*Request*: Without altering anything, output the material below.

Records from a dataset:

*****

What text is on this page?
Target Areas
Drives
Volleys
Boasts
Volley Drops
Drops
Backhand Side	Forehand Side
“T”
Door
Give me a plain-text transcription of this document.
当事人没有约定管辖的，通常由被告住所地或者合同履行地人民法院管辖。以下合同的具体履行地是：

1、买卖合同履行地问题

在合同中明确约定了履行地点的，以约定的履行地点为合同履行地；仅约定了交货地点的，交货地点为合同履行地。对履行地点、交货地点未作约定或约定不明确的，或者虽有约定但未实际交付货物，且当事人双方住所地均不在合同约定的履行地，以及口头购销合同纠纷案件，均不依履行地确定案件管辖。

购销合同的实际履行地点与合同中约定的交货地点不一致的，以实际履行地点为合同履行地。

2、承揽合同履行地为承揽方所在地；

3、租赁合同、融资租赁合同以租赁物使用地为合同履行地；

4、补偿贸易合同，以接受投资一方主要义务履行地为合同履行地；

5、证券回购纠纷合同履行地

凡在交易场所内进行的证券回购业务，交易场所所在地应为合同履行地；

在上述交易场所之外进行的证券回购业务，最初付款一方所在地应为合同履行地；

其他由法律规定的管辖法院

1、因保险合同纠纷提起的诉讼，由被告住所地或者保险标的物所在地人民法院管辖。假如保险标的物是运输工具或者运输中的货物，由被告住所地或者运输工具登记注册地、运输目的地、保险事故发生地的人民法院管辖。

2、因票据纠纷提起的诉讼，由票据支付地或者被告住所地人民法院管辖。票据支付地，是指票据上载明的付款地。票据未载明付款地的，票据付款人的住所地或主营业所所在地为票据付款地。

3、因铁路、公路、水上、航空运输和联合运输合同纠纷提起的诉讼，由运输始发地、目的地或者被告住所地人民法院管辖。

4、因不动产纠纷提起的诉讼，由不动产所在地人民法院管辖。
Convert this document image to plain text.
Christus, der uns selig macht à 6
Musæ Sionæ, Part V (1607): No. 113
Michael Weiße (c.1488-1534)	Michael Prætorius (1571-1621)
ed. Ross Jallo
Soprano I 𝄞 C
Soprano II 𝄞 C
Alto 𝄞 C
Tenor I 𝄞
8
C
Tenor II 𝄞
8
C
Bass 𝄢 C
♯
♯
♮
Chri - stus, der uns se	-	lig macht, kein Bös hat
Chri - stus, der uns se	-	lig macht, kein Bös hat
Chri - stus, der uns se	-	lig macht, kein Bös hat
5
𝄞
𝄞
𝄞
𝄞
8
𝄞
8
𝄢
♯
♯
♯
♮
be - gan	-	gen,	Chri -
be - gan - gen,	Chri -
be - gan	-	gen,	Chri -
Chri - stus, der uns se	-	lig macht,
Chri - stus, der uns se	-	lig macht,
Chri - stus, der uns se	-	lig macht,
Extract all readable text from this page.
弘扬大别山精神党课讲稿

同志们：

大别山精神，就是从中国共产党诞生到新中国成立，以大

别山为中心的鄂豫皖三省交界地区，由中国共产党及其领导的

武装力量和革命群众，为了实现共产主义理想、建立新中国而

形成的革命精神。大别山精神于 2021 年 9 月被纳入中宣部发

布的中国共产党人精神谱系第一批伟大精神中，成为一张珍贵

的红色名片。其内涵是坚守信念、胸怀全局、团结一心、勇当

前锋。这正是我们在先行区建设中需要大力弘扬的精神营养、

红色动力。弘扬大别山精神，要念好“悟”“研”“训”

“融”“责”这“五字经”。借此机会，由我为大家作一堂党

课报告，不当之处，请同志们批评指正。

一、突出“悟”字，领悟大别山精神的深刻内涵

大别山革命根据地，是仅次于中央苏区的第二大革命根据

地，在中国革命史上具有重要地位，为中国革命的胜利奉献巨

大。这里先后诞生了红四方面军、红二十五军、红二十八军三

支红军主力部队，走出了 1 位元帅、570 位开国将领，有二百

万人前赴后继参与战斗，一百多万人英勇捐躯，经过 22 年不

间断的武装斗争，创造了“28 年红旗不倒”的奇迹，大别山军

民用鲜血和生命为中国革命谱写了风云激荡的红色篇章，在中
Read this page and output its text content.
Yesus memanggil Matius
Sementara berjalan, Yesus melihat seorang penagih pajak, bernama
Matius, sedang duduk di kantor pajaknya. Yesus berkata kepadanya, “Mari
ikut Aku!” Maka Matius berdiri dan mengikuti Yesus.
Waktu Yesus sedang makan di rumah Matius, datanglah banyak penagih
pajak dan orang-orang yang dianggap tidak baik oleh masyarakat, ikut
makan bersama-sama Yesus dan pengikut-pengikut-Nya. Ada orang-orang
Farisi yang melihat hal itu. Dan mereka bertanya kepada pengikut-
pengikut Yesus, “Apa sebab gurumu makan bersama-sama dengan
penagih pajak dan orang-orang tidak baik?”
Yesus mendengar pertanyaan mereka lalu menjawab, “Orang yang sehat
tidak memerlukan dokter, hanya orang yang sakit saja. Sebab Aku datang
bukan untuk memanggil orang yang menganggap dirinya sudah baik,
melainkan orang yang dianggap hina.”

*****

*Completed exercise*:
What text is on this page?
Target Areas
Drives
Volleys
Boasts
Volley Drops
Drops
Backhand Side	Forehand Side
“T”
Door
Give me a plain-text transcription of this document.
当事人没有约定管辖的，通常由被告住所地或者合同履行地人民法院管辖。以下合同的具体履行地是：

1、买卖合同履行地问题

在合同中明确约定了履行地点的，以约定的履行地点为合同履行地；仅约定了交货地点的，交货地点为合同履行地。对履行地点、交货地点未作约定或约定不明确的，或者虽有约定但未实际交付货物，且当事人双方住所地均不在合同约定的履行地，以及口头购销合同纠纷案件，均不依履行地确定案件管辖。

购销合同的实际履行地点与合同中约定的交货地点不一致的，以实际履行地点为合同履行地。

2、承揽合同履行地为承揽方所在地；

3、租赁合同、融资租赁合同以租赁物使用地为合同履行地；

4、补偿贸易合同，以接受投资一方主要义务履行地为合同履行地；

5、证券回购纠纷合同履行地

凡在交易场所内进行的证券回购业务，交易场所所在地应为合同履行地；

在上述交易场所之外进行的证券回购业务，最初付款一方所在地应为合同履行地；

其他由法律规定的管辖法院

1、因保险合同纠纷提起的诉讼，由被告住所地或者保险标的物所在地人民法院管辖。假如保险标的物是运输工具或者运输中的货物，由被告住所地或者运输工具登记注册地、运输目的地、保险事故发生地的人民法院管辖。

2、因票据纠纷提起的诉讼，由票据支付地或者被告住所地人民法院管辖。票据支付地，是指票据上载明的付款地。票据未载明付款地的，票据付款人的住所地或主营业所所在地为票据付款地。

3、因铁路、公路、水上、航空运输和联合运输合同纠纷提起的诉讼，由运输始发地、目的地或者被告住所地人民法院管辖。

4、因不动产纠纷提起的诉讼，由不动产所在地人民法院管辖。
Convert this document image to plain text.
Christus, der uns selig macht à 6
Musæ Sionæ, Part V (1607): No. 113
Michael Weiße (c.1488-1534)	Michael Prætorius (1571-1621)
ed. Ross Jallo
Soprano I 𝄞 C
Soprano II 𝄞 C
Alto 𝄞 C
Tenor I 𝄞
8
C
Tenor II 𝄞
8
C
Bass 𝄢 C
♯
♯
♮
Chri - stus, der uns se	-	lig macht, kein Bös hat
Chri - stus, der uns se	-	lig macht, kein Bös hat
Chri - stus, der uns se	-	lig macht, kein Bös hat
5
𝄞
𝄞
𝄞
𝄞
8
𝄞
8
𝄢
♯
♯
♯
♮
be - gan	-	gen,	Chri -
be - gan - gen,	Chri -
be - gan	-	gen,	Chri -
Chri - stus, der uns se	-	lig macht,
Chri - stus, der uns se	-	lig macht,
Chri - stus, der uns se	-	lig macht,
Extract all readable text from this page.
弘扬大别山精神党课讲稿

同志们：

大别山精神，就是从中国共产党诞生到新中国成立，以大

别山为中心的鄂豫皖三省交界地区，由中国共产党及其领导的

武装力量和革命群众，为了实现共产主义理想、建立新中国而

形成的革命精神。大别山精神于 2021 年 9 月被纳入中宣部发

布的中国共产党人精神谱系第一批伟大精神中，成为一张珍贵

的红色名片。其内涵是坚守信念、胸怀全局、团结一心、勇当

前锋。这正是我们在先行区建设中需要大力弘扬的精神营养、

红色动力。弘扬大别山精神，要念好“悟”“研”“训”

“融”“责”这“五字经”。借此机会，由我为大家作一堂党

课报告，不当之处，请同志们批评指正。

一、突出“悟”字，领悟大别山精神的深刻内涵

大别山革命根据地，是仅次于中央苏区的第二大革命根据

地，在中国革命史上具有重要地位，为中国革命的胜利奉献巨

大。这里先后诞生了红四方面军、红二十五军、红二十八军三

支红军主力部队，走出了 1 位元帅、570 位开国将领，有二百

万人前赴后继参与战斗，一百多万人英勇捐躯，经过 22 年不

间断的武装斗争，创造了“28 年红旗不倒”的奇迹，大别山军

民用鲜血和生命为中国革命谱写了风云激荡的红色篇章，在中
Read this page and output its text content.
Yesus memanggil Matius
Sementara berjalan, Yesus melihat seorang penagih pajak, bernama
Matius, sedang duduk di kantor pajaknya. Yesus berkata kepadanya, “Mari
ikut Aku!” Maka Matius berdiri dan mengikuti Yesus.
Waktu Yesus sedang makan di rumah Matius, datanglah banyak penagih
pajak dan orang-orang yang dianggap tidak baik oleh masyarakat, ikut
makan bersama-sama Yesus dan pengikut-pengikut-Nya. Ada orang-orang
Farisi yang melihat hal itu. Dan mereka bertanya kepada pengikut-
pengikut Yesus, “Apa sebab gurumu makan bersama-sama dengan
penagih pajak dan orang-orang tidak baik?”
Yesus mendengar pertanyaan mereka lalu menjawab, “Orang yang sehat
tidak memerlukan dokter, hanya orang yang sakit saja. Sebab Aku datang
bukan untuk memanggil orang yang menganggap dirinya sudah baik,
melainkan orang yang dianggap hina.”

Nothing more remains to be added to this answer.